▶ EXERCISE TASK: Produce a word-for-word copy of the listing below without its pictures.
★ ★ ★ ★ ★ ★ ★
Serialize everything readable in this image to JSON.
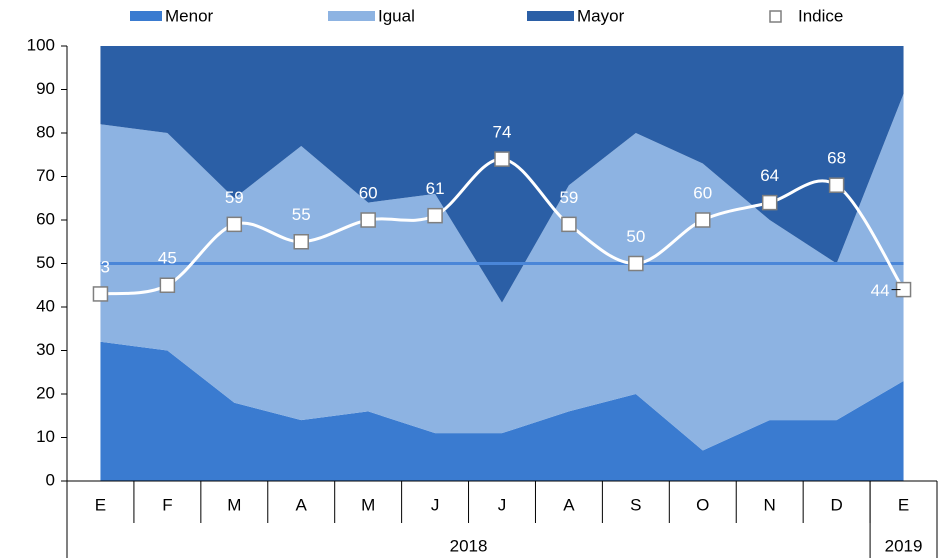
{
  "chart_data": {
    "type": "stacked_area_line",
    "categories": [
      "E",
      "F",
      "M",
      "A",
      "M",
      "J",
      "J",
      "A",
      "S",
      "O",
      "N",
      "D",
      "E"
    ],
    "groups": [
      {
        "label": "2018",
        "span": 12
      },
      {
        "label": "2019",
        "span": 1
      }
    ],
    "series": [
      {
        "name": "Menor",
        "color": "#3a7bd0",
        "values": [
          32,
          30,
          18,
          14,
          16,
          11,
          11,
          16,
          20,
          7,
          14,
          14,
          23
        ]
      },
      {
        "name": "Igual",
        "color": "#8db3e2",
        "values": [
          50,
          50,
          47,
          63,
          48,
          55,
          30,
          52,
          60,
          66,
          46,
          36,
          66
        ]
      },
      {
        "name": "Mayor",
        "color": "#2b5fa6",
        "values": [
          18,
          20,
          35,
          23,
          36,
          34,
          59,
          32,
          20,
          27,
          40,
          50,
          11
        ]
      }
    ],
    "index": {
      "name": "Indice",
      "color": "#ffffff",
      "values": [
        43,
        45,
        59,
        55,
        60,
        61,
        74,
        59,
        50,
        60,
        64,
        68,
        44
      ]
    },
    "reference_value": 50,
    "reference_color": "#4a86d8",
    "ylim": [
      0,
      100
    ],
    "yticks": [
      0,
      10,
      20,
      30,
      40,
      50,
      60,
      70,
      80,
      90,
      100
    ]
  }
}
★ ★ ★ ★ ★ ★ ★
▶ RESPONSE TO THE TASK:
Serialize everything readable in this image to JSON.
{
  "chart_data": {
    "type": "stacked_area_line",
    "categories": [
      "E",
      "F",
      "M",
      "A",
      "M",
      "J",
      "J",
      "A",
      "S",
      "O",
      "N",
      "D",
      "E"
    ],
    "groups": [
      {
        "label": "2018",
        "span": 12
      },
      {
        "label": "2019",
        "span": 1
      }
    ],
    "series": [
      {
        "name": "Menor",
        "color": "#3a7bd0",
        "values": [
          32,
          30,
          18,
          14,
          16,
          11,
          11,
          16,
          20,
          7,
          14,
          14,
          23
        ]
      },
      {
        "name": "Igual",
        "color": "#8db3e2",
        "values": [
          50,
          50,
          47,
          63,
          48,
          55,
          30,
          52,
          60,
          66,
          46,
          36,
          66
        ]
      },
      {
        "name": "Mayor",
        "color": "#2b5fa6",
        "values": [
          18,
          20,
          35,
          23,
          36,
          34,
          59,
          32,
          20,
          27,
          40,
          50,
          11
        ]
      }
    ],
    "index": {
      "name": "Indice",
      "color": "#ffffff",
      "values": [
        43,
        45,
        59,
        55,
        60,
        61,
        74,
        59,
        50,
        60,
        64,
        68,
        44
      ]
    },
    "reference_value": 50,
    "reference_color": "#4a86d8",
    "ylim": [
      0,
      100
    ],
    "yticks": [
      0,
      10,
      20,
      30,
      40,
      50,
      60,
      70,
      80,
      90,
      100
    ]
  }
}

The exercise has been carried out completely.